> **Given entries**
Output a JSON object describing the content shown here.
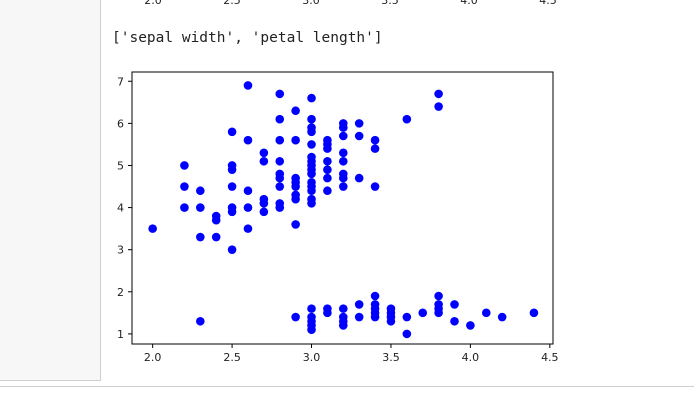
{
  "output": {
    "printed_text": "['sepal width', 'petal length']"
  },
  "prev_chart": {
    "tick_labels": [
      "2.0",
      "2.5",
      "3.0",
      "3.5",
      "4.0",
      "4.5"
    ]
  },
  "chart_data": {
    "type": "scatter",
    "title": "",
    "xlabel": "",
    "ylabel": "",
    "xlim": [
      1.87,
      4.52
    ],
    "ylim": [
      0.76,
      7.22
    ],
    "xticks": [
      2.0,
      2.5,
      3.0,
      3.5,
      4.0,
      4.5
    ],
    "xtick_labels": [
      "2.0",
      "2.5",
      "3.0",
      "3.5",
      "4.0",
      "4.5"
    ],
    "yticks": [
      1,
      2,
      3,
      4,
      5,
      6,
      7
    ],
    "ytick_labels": [
      "1",
      "2",
      "3",
      "4",
      "5",
      "6",
      "7"
    ],
    "grid": false,
    "marker_color": "#0000ff",
    "series": [
      {
        "points": [
          [
            2.0,
            3.5
          ],
          [
            2.2,
            4.0
          ],
          [
            2.2,
            4.5
          ],
          [
            2.2,
            5.0
          ],
          [
            2.3,
            1.3
          ],
          [
            2.3,
            3.3
          ],
          [
            2.3,
            4.0
          ],
          [
            2.3,
            4.4
          ],
          [
            2.4,
            3.3
          ],
          [
            2.4,
            3.7
          ],
          [
            2.4,
            3.8
          ],
          [
            2.5,
            3.0
          ],
          [
            2.5,
            3.9
          ],
          [
            2.5,
            4.0
          ],
          [
            2.5,
            4.5
          ],
          [
            2.5,
            4.9
          ],
          [
            2.5,
            5.0
          ],
          [
            2.5,
            5.8
          ],
          [
            2.6,
            3.5
          ],
          [
            2.6,
            4.0
          ],
          [
            2.6,
            4.4
          ],
          [
            2.6,
            5.6
          ],
          [
            2.6,
            6.9
          ],
          [
            2.7,
            3.9
          ],
          [
            2.7,
            4.1
          ],
          [
            2.7,
            4.2
          ],
          [
            2.7,
            5.1
          ],
          [
            2.7,
            5.3
          ],
          [
            2.8,
            4.0
          ],
          [
            2.8,
            4.1
          ],
          [
            2.8,
            4.5
          ],
          [
            2.8,
            4.7
          ],
          [
            2.8,
            4.8
          ],
          [
            2.8,
            5.1
          ],
          [
            2.8,
            5.6
          ],
          [
            2.8,
            6.1
          ],
          [
            2.8,
            6.7
          ],
          [
            2.9,
            1.4
          ],
          [
            2.9,
            3.6
          ],
          [
            2.9,
            4.2
          ],
          [
            2.9,
            4.3
          ],
          [
            2.9,
            4.5
          ],
          [
            2.9,
            4.6
          ],
          [
            2.9,
            4.7
          ],
          [
            2.9,
            5.6
          ],
          [
            2.9,
            6.3
          ],
          [
            3.0,
            1.1
          ],
          [
            3.0,
            1.2
          ],
          [
            3.0,
            1.3
          ],
          [
            3.0,
            1.4
          ],
          [
            3.0,
            1.6
          ],
          [
            3.0,
            4.1
          ],
          [
            3.0,
            4.2
          ],
          [
            3.0,
            4.4
          ],
          [
            3.0,
            4.5
          ],
          [
            3.0,
            4.6
          ],
          [
            3.0,
            4.8
          ],
          [
            3.0,
            4.9
          ],
          [
            3.0,
            5.0
          ],
          [
            3.0,
            5.1
          ],
          [
            3.0,
            5.2
          ],
          [
            3.0,
            5.5
          ],
          [
            3.0,
            5.8
          ],
          [
            3.0,
            5.9
          ],
          [
            3.0,
            6.1
          ],
          [
            3.0,
            6.6
          ],
          [
            3.1,
            1.5
          ],
          [
            3.1,
            1.6
          ],
          [
            3.1,
            4.4
          ],
          [
            3.1,
            4.7
          ],
          [
            3.1,
            4.9
          ],
          [
            3.1,
            5.1
          ],
          [
            3.1,
            5.4
          ],
          [
            3.1,
            5.5
          ],
          [
            3.1,
            5.6
          ],
          [
            3.2,
            1.2
          ],
          [
            3.2,
            1.3
          ],
          [
            3.2,
            1.4
          ],
          [
            3.2,
            1.6
          ],
          [
            3.2,
            4.5
          ],
          [
            3.2,
            4.7
          ],
          [
            3.2,
            4.8
          ],
          [
            3.2,
            5.1
          ],
          [
            3.2,
            5.3
          ],
          [
            3.2,
            5.7
          ],
          [
            3.2,
            5.9
          ],
          [
            3.2,
            6.0
          ],
          [
            3.3,
            1.4
          ],
          [
            3.3,
            1.7
          ],
          [
            3.3,
            4.7
          ],
          [
            3.3,
            5.7
          ],
          [
            3.3,
            6.0
          ],
          [
            3.4,
            1.4
          ],
          [
            3.4,
            1.5
          ],
          [
            3.4,
            1.6
          ],
          [
            3.4,
            1.7
          ],
          [
            3.4,
            1.9
          ],
          [
            3.4,
            4.5
          ],
          [
            3.4,
            5.4
          ],
          [
            3.4,
            5.6
          ],
          [
            3.5,
            1.3
          ],
          [
            3.5,
            1.4
          ],
          [
            3.5,
            1.5
          ],
          [
            3.5,
            1.6
          ],
          [
            3.6,
            1.0
          ],
          [
            3.6,
            1.4
          ],
          [
            3.6,
            6.1
          ],
          [
            3.7,
            1.5
          ],
          [
            3.8,
            1.5
          ],
          [
            3.8,
            1.6
          ],
          [
            3.8,
            1.7
          ],
          [
            3.8,
            1.9
          ],
          [
            3.8,
            6.4
          ],
          [
            3.8,
            6.7
          ],
          [
            3.9,
            1.3
          ],
          [
            3.9,
            1.7
          ],
          [
            4.0,
            1.2
          ],
          [
            4.1,
            1.5
          ],
          [
            4.2,
            1.4
          ],
          [
            4.4,
            1.5
          ]
        ]
      }
    ]
  }
}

> **Instructions for the task**
Leave the images out, please, and restate each line word for word.

> **In response**
Output a JSON object describing the content shown here.
{
  "output": {
    "printed_text": "['sepal width', 'petal length']"
  },
  "prev_chart": {
    "tick_labels": [
      "2.0",
      "2.5",
      "3.0",
      "3.5",
      "4.0",
      "4.5"
    ]
  },
  "chart_data": {
    "type": "scatter",
    "title": "",
    "xlabel": "",
    "ylabel": "",
    "xlim": [
      1.87,
      4.52
    ],
    "ylim": [
      0.76,
      7.22
    ],
    "xticks": [
      2.0,
      2.5,
      3.0,
      3.5,
      4.0,
      4.5
    ],
    "xtick_labels": [
      "2.0",
      "2.5",
      "3.0",
      "3.5",
      "4.0",
      "4.5"
    ],
    "yticks": [
      1,
      2,
      3,
      4,
      5,
      6,
      7
    ],
    "ytick_labels": [
      "1",
      "2",
      "3",
      "4",
      "5",
      "6",
      "7"
    ],
    "grid": false,
    "marker_color": "#0000ff",
    "series": [
      {
        "points": [
          [
            2.0,
            3.5
          ],
          [
            2.2,
            4.0
          ],
          [
            2.2,
            4.5
          ],
          [
            2.2,
            5.0
          ],
          [
            2.3,
            1.3
          ],
          [
            2.3,
            3.3
          ],
          [
            2.3,
            4.0
          ],
          [
            2.3,
            4.4
          ],
          [
            2.4,
            3.3
          ],
          [
            2.4,
            3.7
          ],
          [
            2.4,
            3.8
          ],
          [
            2.5,
            3.0
          ],
          [
            2.5,
            3.9
          ],
          [
            2.5,
            4.0
          ],
          [
            2.5,
            4.5
          ],
          [
            2.5,
            4.9
          ],
          [
            2.5,
            5.0
          ],
          [
            2.5,
            5.8
          ],
          [
            2.6,
            3.5
          ],
          [
            2.6,
            4.0
          ],
          [
            2.6,
            4.4
          ],
          [
            2.6,
            5.6
          ],
          [
            2.6,
            6.9
          ],
          [
            2.7,
            3.9
          ],
          [
            2.7,
            4.1
          ],
          [
            2.7,
            4.2
          ],
          [
            2.7,
            5.1
          ],
          [
            2.7,
            5.3
          ],
          [
            2.8,
            4.0
          ],
          [
            2.8,
            4.1
          ],
          [
            2.8,
            4.5
          ],
          [
            2.8,
            4.7
          ],
          [
            2.8,
            4.8
          ],
          [
            2.8,
            5.1
          ],
          [
            2.8,
            5.6
          ],
          [
            2.8,
            6.1
          ],
          [
            2.8,
            6.7
          ],
          [
            2.9,
            1.4
          ],
          [
            2.9,
            3.6
          ],
          [
            2.9,
            4.2
          ],
          [
            2.9,
            4.3
          ],
          [
            2.9,
            4.5
          ],
          [
            2.9,
            4.6
          ],
          [
            2.9,
            4.7
          ],
          [
            2.9,
            5.6
          ],
          [
            2.9,
            6.3
          ],
          [
            3.0,
            1.1
          ],
          [
            3.0,
            1.2
          ],
          [
            3.0,
            1.3
          ],
          [
            3.0,
            1.4
          ],
          [
            3.0,
            1.6
          ],
          [
            3.0,
            4.1
          ],
          [
            3.0,
            4.2
          ],
          [
            3.0,
            4.4
          ],
          [
            3.0,
            4.5
          ],
          [
            3.0,
            4.6
          ],
          [
            3.0,
            4.8
          ],
          [
            3.0,
            4.9
          ],
          [
            3.0,
            5.0
          ],
          [
            3.0,
            5.1
          ],
          [
            3.0,
            5.2
          ],
          [
            3.0,
            5.5
          ],
          [
            3.0,
            5.8
          ],
          [
            3.0,
            5.9
          ],
          [
            3.0,
            6.1
          ],
          [
            3.0,
            6.6
          ],
          [
            3.1,
            1.5
          ],
          [
            3.1,
            1.6
          ],
          [
            3.1,
            4.4
          ],
          [
            3.1,
            4.7
          ],
          [
            3.1,
            4.9
          ],
          [
            3.1,
            5.1
          ],
          [
            3.1,
            5.4
          ],
          [
            3.1,
            5.5
          ],
          [
            3.1,
            5.6
          ],
          [
            3.2,
            1.2
          ],
          [
            3.2,
            1.3
          ],
          [
            3.2,
            1.4
          ],
          [
            3.2,
            1.6
          ],
          [
            3.2,
            4.5
          ],
          [
            3.2,
            4.7
          ],
          [
            3.2,
            4.8
          ],
          [
            3.2,
            5.1
          ],
          [
            3.2,
            5.3
          ],
          [
            3.2,
            5.7
          ],
          [
            3.2,
            5.9
          ],
          [
            3.2,
            6.0
          ],
          [
            3.3,
            1.4
          ],
          [
            3.3,
            1.7
          ],
          [
            3.3,
            4.7
          ],
          [
            3.3,
            5.7
          ],
          [
            3.3,
            6.0
          ],
          [
            3.4,
            1.4
          ],
          [
            3.4,
            1.5
          ],
          [
            3.4,
            1.6
          ],
          [
            3.4,
            1.7
          ],
          [
            3.4,
            1.9
          ],
          [
            3.4,
            4.5
          ],
          [
            3.4,
            5.4
          ],
          [
            3.4,
            5.6
          ],
          [
            3.5,
            1.3
          ],
          [
            3.5,
            1.4
          ],
          [
            3.5,
            1.5
          ],
          [
            3.5,
            1.6
          ],
          [
            3.6,
            1.0
          ],
          [
            3.6,
            1.4
          ],
          [
            3.6,
            6.1
          ],
          [
            3.7,
            1.5
          ],
          [
            3.8,
            1.5
          ],
          [
            3.8,
            1.6
          ],
          [
            3.8,
            1.7
          ],
          [
            3.8,
            1.9
          ],
          [
            3.8,
            6.4
          ],
          [
            3.8,
            6.7
          ],
          [
            3.9,
            1.3
          ],
          [
            3.9,
            1.7
          ],
          [
            4.0,
            1.2
          ],
          [
            4.1,
            1.5
          ],
          [
            4.2,
            1.4
          ],
          [
            4.4,
            1.5
          ]
        ]
      }
    ]
  }
}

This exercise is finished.